* **Written instruction**: For each line below that includes the word "document", make a copy.

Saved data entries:
===============

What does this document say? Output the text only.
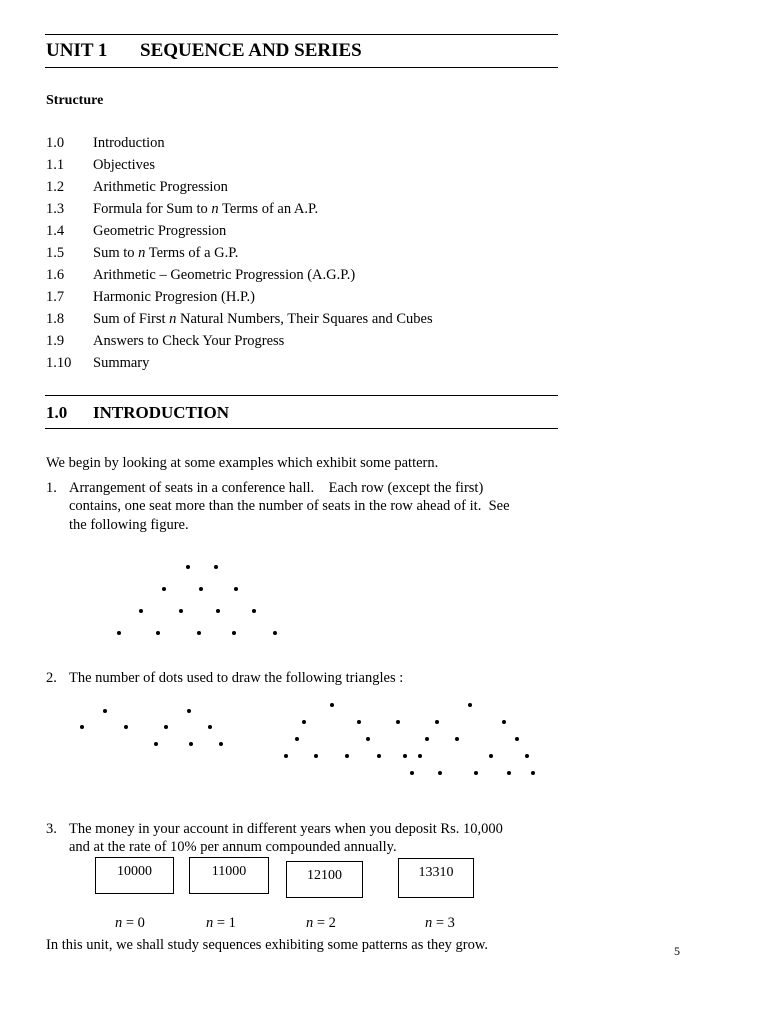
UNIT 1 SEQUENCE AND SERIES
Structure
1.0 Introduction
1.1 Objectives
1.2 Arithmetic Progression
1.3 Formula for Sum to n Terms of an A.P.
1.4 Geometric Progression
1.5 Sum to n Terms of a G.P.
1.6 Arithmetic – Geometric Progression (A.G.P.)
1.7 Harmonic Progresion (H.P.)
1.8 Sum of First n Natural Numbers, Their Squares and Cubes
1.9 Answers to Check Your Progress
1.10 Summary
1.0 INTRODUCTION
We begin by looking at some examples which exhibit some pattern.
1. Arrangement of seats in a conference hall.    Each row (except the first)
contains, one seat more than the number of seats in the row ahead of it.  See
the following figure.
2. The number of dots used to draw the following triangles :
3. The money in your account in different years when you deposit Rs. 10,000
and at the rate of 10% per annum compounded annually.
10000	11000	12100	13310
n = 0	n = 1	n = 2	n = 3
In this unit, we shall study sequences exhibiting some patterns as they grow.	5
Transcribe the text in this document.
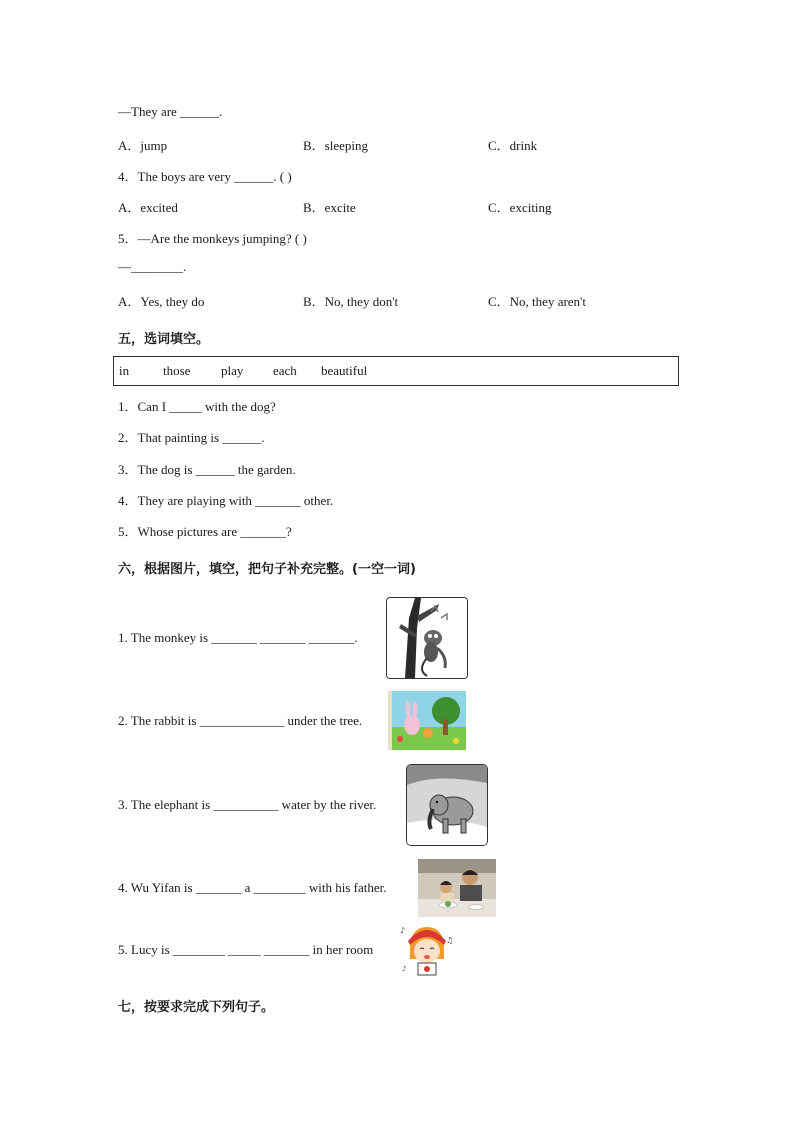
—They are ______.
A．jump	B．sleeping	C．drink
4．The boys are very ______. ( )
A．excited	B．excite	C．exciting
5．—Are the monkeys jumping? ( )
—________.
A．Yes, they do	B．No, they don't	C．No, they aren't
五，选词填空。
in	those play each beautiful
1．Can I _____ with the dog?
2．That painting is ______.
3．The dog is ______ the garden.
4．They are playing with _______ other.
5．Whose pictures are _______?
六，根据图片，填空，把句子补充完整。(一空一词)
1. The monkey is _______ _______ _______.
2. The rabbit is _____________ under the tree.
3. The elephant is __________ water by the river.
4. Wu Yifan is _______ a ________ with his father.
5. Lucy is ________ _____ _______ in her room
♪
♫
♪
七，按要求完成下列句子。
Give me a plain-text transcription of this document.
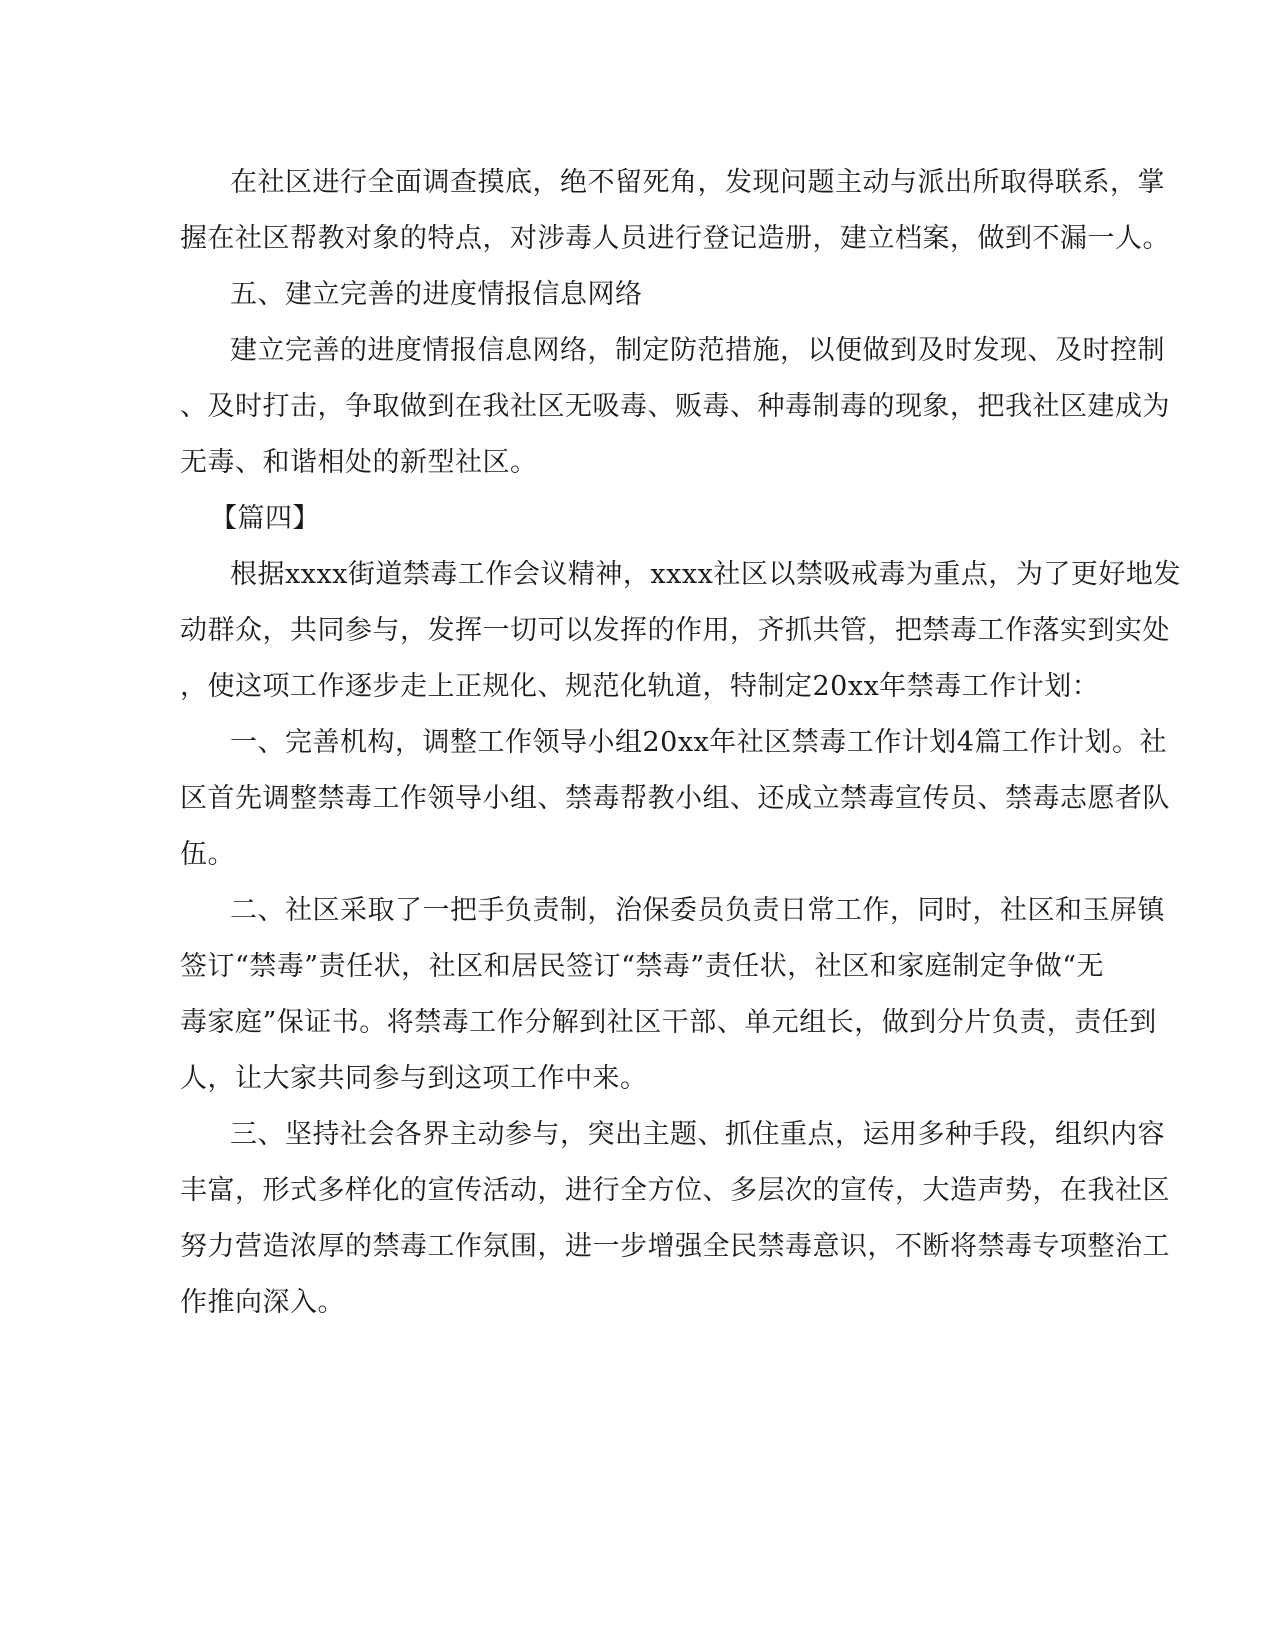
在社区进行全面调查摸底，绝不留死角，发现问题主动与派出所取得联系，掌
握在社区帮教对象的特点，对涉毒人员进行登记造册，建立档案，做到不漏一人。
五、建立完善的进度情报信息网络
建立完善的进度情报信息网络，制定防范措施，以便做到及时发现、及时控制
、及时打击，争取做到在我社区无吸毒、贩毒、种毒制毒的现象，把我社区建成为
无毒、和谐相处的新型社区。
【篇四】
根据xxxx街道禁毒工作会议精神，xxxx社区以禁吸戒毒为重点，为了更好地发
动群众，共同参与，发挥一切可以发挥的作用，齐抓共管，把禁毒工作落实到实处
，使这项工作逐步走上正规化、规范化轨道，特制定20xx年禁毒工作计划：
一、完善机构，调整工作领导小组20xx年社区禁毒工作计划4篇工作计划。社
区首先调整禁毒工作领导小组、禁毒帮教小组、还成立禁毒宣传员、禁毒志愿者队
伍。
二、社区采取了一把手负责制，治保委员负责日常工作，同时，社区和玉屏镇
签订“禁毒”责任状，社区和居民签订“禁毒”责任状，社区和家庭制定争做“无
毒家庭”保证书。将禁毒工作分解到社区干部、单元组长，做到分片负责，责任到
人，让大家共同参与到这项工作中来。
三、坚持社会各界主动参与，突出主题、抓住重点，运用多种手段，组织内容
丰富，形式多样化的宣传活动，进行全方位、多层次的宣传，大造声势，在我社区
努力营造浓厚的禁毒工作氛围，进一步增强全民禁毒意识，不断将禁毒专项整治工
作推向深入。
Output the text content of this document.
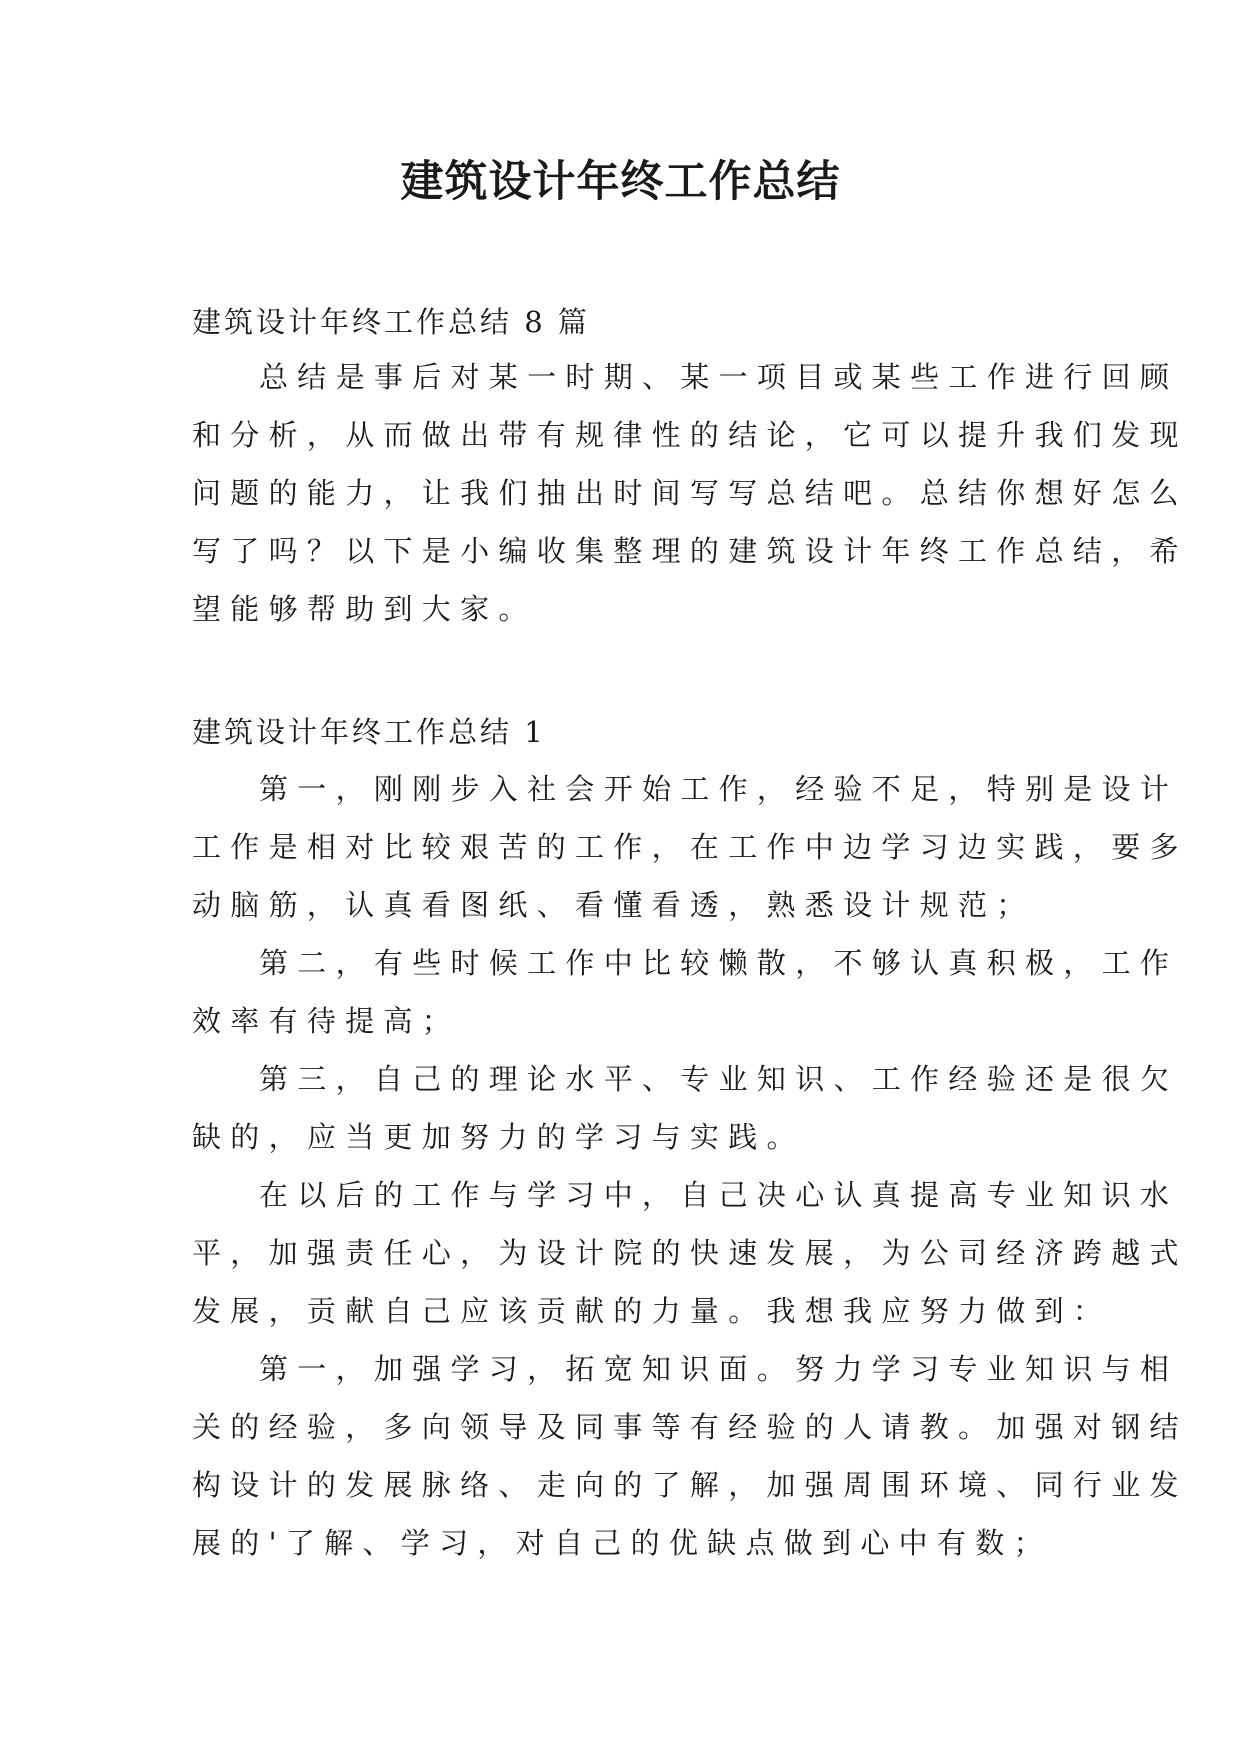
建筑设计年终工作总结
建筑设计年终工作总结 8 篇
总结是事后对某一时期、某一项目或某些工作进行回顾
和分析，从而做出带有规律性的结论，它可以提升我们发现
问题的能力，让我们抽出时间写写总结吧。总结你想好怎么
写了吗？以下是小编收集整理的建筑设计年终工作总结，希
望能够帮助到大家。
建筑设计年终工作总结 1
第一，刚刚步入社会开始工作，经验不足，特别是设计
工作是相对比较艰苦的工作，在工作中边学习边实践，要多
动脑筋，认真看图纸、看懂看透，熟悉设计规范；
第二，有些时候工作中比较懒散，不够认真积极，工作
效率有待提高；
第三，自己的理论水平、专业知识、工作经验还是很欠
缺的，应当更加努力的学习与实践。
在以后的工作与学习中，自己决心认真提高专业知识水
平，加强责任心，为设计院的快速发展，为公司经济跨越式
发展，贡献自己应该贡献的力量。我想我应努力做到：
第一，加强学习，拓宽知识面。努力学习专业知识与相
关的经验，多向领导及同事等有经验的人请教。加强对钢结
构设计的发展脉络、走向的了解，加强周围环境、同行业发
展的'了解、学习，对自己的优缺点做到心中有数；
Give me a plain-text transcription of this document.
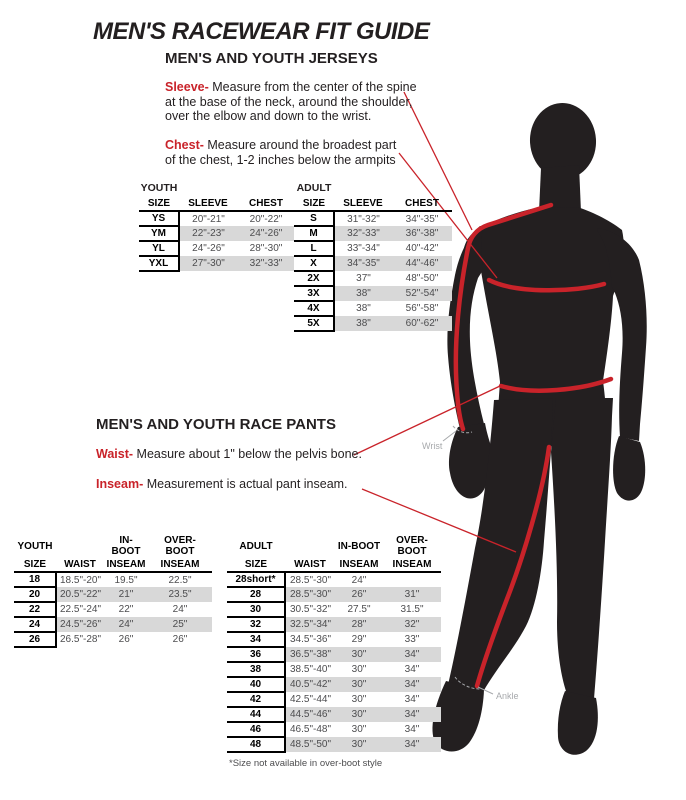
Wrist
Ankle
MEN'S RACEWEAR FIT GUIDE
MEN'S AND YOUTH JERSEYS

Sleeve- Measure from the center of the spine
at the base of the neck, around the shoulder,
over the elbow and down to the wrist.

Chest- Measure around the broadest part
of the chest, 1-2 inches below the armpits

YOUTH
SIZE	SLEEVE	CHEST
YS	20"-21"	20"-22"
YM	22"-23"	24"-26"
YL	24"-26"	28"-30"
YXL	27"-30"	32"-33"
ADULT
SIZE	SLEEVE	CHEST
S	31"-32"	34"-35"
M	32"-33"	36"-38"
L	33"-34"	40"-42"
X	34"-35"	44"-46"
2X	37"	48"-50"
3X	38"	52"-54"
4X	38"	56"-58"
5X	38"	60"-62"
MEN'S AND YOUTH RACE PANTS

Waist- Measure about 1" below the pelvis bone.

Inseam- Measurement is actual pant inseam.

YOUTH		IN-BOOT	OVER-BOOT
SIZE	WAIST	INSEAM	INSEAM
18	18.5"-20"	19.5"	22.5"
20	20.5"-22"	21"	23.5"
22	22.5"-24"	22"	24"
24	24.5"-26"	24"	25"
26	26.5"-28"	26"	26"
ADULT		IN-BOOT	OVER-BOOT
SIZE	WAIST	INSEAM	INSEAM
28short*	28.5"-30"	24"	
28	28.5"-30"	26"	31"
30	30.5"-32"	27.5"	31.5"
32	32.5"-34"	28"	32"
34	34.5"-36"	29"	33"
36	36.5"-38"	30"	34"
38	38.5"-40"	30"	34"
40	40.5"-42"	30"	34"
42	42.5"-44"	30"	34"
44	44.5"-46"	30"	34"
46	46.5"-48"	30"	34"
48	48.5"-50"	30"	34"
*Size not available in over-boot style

===============

* **Complete response**:
What does this document say? Output the text only.
Transcribe the text in this document.
Give me a plain-text transcription of this document.
Output the text content of this document.
Give me a plain-text transcription of this document.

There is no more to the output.